§ **ASSIGNED TASK**
All of the data below is to be returned unaltered.

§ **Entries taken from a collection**
▬▬▬▬▬▬▬▬▬▬
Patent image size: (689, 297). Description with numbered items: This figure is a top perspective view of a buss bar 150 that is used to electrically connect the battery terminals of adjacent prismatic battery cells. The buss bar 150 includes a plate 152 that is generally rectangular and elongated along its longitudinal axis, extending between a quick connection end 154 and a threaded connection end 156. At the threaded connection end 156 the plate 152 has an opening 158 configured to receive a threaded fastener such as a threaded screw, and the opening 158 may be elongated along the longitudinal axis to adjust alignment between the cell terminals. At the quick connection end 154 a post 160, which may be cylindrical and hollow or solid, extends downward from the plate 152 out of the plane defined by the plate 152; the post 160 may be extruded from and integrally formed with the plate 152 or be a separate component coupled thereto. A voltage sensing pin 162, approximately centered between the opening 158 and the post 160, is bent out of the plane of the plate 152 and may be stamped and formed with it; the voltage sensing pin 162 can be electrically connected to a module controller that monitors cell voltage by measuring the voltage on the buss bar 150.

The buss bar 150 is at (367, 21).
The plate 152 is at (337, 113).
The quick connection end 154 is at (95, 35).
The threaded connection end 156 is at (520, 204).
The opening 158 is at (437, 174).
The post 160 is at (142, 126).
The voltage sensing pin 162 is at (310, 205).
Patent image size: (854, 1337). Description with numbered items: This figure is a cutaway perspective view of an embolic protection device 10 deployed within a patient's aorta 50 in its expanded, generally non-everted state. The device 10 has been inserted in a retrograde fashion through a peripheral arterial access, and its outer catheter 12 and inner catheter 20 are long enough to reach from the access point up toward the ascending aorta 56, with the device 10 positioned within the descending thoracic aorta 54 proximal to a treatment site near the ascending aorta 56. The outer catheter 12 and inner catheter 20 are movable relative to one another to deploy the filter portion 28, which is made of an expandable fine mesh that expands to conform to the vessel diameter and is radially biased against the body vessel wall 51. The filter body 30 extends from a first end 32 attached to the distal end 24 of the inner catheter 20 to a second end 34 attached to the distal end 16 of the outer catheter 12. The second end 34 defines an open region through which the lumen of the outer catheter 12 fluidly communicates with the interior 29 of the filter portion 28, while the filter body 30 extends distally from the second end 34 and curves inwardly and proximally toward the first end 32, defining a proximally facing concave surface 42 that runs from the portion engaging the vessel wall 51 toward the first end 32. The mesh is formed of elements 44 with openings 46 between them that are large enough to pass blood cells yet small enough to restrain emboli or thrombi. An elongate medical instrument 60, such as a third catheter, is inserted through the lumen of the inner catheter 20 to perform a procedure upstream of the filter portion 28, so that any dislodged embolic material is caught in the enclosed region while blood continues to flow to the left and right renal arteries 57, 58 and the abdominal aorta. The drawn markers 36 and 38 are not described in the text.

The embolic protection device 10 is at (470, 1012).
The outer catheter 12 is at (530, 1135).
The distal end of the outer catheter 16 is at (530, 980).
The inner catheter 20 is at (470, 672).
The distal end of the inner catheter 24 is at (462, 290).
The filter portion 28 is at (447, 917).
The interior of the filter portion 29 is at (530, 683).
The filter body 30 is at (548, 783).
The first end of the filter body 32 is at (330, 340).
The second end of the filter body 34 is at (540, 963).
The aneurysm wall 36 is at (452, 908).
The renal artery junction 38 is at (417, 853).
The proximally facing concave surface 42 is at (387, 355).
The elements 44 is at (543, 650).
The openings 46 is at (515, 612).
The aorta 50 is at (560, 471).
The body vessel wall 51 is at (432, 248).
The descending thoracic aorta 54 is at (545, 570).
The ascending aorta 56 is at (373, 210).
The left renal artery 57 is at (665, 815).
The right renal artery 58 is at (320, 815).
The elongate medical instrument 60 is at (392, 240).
▬▬▬▬▬▬▬▬▬▬
§ **RESULT FOR THIS TASK**
Patent image size: (689, 297). Description with numbered items: This figure is a top perspective view of a buss bar 150 that is used to electrically connect the battery terminals of adjacent prismatic battery cells. The buss bar 150 includes a plate 152 that is generally rectangular and elongated along its longitudinal axis, extending between a quick connection end 154 and a threaded connection end 156. At the threaded connection end 156 the plate 152 has an opening 158 configured to receive a threaded fastener such as a threaded screw, and the opening 158 may be elongated along the longitudinal axis to adjust alignment between the cell terminals. At the quick connection end 154 a post 160, which may be cylindrical and hollow or solid, extends downward from the plate 152 out of the plane defined by the plate 152; the post 160 may be extruded from and integrally formed with the plate 152 or be a separate component coupled thereto. A voltage sensing pin 162, approximately centered between the opening 158 and the post 160, is bent out of the plane of the plate 152 and may be stamped and formed with it; the voltage sensing pin 162 can be electrically connected to a module controller that monitors cell voltage by measuring the voltage on the buss bar 150.

The buss bar 150 is at (367, 21).
The plate 152 is at (337, 113).
The quick connection end 154 is at (95, 35).
The threaded connection end 156 is at (520, 204).
The opening 158 is at (437, 174).
The post 160 is at (142, 126).
The voltage sensing pin 162 is at (310, 205).
Patent image size: (854, 1337). Description with numbered items: This figure is a cutaway perspective view of an embolic protection device 10 deployed within a patient's aorta 50 in its expanded, generally non-everted state. The device 10 has been inserted in a retrograde fashion through a peripheral arterial access, and its outer catheter 12 and inner catheter 20 are long enough to reach from the access point up toward the ascending aorta 56, with the device 10 positioned within the descending thoracic aorta 54 proximal to a treatment site near the ascending aorta 56. The outer catheter 12 and inner catheter 20 are movable relative to one another to deploy the filter portion 28, which is made of an expandable fine mesh that expands to conform to the vessel diameter and is radially biased against the body vessel wall 51. The filter body 30 extends from a first end 32 attached to the distal end 24 of the inner catheter 20 to a second end 34 attached to the distal end 16 of the outer catheter 12. The second end 34 defines an open region through which the lumen of the outer catheter 12 fluidly communicates with the interior 29 of the filter portion 28, while the filter body 30 extends distally from the second end 34 and curves inwardly and proximally toward the first end 32, defining a proximally facing concave surface 42 that runs from the portion engaging the vessel wall 51 toward the first end 32. The mesh is formed of elements 44 with openings 46 between them that are large enough to pass blood cells yet small enough to restrain emboli or thrombi. An elongate medical instrument 60, such as a third catheter, is inserted through the lumen of the inner catheter 20 to perform a procedure upstream of the filter portion 28, so that any dislodged embolic material is caught in the enclosed region while blood continues to flow to the left and right renal arteries 57, 58 and the abdominal aorta. The drawn markers 36 and 38 are not described in the text.

The embolic protection device 10 is at (470, 1012).
The outer catheter 12 is at (530, 1135).
The distal end of the outer catheter 16 is at (530, 980).
The inner catheter 20 is at (470, 672).
The distal end of the inner catheter 24 is at (462, 290).
The filter portion 28 is at (447, 917).
The interior of the filter portion 29 is at (530, 683).
The filter body 30 is at (548, 783).
The first end of the filter body 32 is at (330, 340).
The second end of the filter body 34 is at (540, 963).
The aneurysm wall 36 is at (452, 908).
The renal artery junction 38 is at (417, 853).
The proximally facing concave surface 42 is at (387, 355).
The elements 44 is at (543, 650).
The openings 46 is at (515, 612).
The aorta 50 is at (560, 471).
The body vessel wall 51 is at (432, 248).
The descending thoracic aorta 54 is at (545, 570).
The ascending aorta 56 is at (373, 210).
The left renal artery 57 is at (665, 815).
The right renal artery 58 is at (320, 815).
The elongate medical instrument 60 is at (392, 240).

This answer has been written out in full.